-- Entries --
++++++++++++++++++++

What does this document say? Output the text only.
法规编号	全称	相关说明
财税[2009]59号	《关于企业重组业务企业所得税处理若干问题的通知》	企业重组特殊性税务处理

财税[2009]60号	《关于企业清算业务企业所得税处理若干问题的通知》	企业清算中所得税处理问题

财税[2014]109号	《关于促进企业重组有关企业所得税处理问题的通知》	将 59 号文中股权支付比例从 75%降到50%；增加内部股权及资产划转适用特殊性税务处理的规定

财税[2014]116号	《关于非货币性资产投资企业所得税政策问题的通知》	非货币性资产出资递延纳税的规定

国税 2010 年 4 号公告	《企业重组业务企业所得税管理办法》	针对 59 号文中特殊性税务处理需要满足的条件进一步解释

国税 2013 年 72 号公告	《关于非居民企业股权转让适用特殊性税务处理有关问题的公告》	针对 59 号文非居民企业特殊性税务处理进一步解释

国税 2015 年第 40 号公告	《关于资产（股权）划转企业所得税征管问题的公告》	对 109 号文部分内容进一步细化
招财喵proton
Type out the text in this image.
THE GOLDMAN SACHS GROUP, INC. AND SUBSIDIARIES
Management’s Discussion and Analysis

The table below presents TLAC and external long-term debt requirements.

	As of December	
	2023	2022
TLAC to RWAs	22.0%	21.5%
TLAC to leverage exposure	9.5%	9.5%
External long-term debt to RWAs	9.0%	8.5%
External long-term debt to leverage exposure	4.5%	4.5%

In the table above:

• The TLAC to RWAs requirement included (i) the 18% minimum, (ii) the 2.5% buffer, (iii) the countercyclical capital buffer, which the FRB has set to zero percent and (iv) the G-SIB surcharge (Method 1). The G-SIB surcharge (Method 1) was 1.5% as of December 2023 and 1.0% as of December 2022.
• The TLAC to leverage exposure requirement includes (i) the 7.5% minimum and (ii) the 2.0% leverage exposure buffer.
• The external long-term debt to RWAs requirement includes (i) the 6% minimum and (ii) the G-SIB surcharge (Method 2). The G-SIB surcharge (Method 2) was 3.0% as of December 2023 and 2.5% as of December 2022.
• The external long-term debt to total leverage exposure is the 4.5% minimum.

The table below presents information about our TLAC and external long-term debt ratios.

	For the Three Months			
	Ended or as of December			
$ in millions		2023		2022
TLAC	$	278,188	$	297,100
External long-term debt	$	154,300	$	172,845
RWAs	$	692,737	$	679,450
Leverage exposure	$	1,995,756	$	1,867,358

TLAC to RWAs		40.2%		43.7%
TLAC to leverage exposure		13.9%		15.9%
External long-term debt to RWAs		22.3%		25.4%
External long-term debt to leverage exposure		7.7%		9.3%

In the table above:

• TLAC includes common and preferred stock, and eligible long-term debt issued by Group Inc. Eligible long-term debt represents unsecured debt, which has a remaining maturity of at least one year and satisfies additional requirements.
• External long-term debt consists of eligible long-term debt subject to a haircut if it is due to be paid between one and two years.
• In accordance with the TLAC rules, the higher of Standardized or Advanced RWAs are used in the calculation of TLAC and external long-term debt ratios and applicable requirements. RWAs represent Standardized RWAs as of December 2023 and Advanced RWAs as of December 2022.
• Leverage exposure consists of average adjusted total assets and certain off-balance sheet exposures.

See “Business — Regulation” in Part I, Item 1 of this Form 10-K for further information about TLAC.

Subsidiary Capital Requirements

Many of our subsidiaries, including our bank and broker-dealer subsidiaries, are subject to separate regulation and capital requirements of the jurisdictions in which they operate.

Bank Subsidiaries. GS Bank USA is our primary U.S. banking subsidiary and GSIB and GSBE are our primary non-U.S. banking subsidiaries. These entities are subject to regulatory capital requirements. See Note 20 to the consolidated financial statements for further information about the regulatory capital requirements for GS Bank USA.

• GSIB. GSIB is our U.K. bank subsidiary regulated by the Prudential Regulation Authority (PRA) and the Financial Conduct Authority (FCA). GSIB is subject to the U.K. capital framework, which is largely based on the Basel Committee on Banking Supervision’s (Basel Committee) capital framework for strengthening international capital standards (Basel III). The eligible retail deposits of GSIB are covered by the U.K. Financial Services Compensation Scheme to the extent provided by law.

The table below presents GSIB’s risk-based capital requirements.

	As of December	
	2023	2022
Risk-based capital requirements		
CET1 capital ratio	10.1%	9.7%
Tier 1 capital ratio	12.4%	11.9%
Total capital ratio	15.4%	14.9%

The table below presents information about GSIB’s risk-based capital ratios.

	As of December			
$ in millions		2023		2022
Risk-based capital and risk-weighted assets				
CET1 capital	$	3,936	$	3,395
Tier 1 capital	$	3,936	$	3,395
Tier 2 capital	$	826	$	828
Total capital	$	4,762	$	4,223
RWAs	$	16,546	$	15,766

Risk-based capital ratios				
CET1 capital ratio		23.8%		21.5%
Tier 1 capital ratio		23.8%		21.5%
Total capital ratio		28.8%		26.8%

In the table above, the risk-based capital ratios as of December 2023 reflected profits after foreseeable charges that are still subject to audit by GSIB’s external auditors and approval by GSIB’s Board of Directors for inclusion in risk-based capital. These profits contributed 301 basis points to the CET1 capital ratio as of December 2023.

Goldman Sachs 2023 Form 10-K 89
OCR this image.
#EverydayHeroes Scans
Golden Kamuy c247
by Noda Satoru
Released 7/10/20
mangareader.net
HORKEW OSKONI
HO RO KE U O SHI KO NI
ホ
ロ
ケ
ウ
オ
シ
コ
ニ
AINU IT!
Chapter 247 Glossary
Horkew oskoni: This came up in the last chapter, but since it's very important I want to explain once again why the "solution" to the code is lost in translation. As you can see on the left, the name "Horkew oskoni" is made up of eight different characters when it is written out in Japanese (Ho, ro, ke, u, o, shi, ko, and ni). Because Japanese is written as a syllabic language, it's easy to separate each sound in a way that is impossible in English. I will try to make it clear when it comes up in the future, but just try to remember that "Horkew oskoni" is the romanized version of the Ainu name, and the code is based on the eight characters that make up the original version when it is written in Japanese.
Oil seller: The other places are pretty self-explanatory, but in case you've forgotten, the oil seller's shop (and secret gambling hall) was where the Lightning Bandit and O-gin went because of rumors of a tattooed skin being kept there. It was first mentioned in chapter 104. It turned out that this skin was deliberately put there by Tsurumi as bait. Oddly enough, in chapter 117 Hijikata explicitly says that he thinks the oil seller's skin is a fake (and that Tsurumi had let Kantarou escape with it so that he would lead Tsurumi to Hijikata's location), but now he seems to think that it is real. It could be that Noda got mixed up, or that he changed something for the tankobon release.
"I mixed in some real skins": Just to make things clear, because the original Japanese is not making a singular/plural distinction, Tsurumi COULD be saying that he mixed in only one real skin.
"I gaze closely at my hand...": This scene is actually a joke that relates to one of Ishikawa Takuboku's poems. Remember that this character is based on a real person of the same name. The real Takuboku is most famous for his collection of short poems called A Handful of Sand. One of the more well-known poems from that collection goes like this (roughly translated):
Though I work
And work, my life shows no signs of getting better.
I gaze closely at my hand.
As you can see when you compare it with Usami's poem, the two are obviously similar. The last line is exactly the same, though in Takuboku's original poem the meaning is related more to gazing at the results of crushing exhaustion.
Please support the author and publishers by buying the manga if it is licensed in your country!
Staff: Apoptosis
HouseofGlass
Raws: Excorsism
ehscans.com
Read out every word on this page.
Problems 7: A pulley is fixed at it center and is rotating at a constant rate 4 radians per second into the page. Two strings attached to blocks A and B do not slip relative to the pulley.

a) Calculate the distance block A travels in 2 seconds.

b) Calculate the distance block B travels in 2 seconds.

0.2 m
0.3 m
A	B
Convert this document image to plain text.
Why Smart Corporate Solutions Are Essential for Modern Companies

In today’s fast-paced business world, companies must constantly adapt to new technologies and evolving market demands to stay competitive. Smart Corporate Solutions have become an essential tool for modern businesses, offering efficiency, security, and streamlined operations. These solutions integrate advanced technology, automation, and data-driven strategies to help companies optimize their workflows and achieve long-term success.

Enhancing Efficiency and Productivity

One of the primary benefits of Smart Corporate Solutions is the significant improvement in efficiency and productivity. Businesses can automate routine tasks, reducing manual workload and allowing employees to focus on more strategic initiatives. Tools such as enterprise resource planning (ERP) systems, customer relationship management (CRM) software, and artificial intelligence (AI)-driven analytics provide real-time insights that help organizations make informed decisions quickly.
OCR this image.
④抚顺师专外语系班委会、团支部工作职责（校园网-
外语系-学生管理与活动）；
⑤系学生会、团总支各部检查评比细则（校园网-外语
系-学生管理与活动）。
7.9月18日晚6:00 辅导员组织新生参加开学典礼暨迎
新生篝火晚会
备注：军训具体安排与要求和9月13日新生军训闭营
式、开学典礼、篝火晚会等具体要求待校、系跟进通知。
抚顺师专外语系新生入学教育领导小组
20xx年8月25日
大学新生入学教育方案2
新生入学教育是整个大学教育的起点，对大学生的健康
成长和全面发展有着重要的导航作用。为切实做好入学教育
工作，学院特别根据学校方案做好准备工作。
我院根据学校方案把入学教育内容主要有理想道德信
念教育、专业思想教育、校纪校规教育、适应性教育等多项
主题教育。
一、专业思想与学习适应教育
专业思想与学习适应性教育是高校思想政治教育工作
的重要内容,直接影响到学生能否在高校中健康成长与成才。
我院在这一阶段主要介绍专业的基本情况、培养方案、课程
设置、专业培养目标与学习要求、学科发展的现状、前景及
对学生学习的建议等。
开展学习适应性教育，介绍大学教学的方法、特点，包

++++++++++++++++++++

-- Required work --
In the material above, show every line where the word "table" turns up.

-- Written reply --
The table below presents TLAC and external long-term debt requirements.
In the table above:
The table below presents information about our TLAC and external long-term debt ratios.
In the table above:
The table below presents GSIB’s risk-based capital requirements.
The table below presents information about GSIB’s risk-based capital ratios.
In the table above, the risk-based capital ratios as of December 2023 reflected profits after foreseeable charges that are still subject to audit by GSIB’s external auditors and approval by GSIB’s Board of Directors for inclusion in risk-based capital. These profits contributed 301 basis points to the CET1 capital ratio as of December 2023.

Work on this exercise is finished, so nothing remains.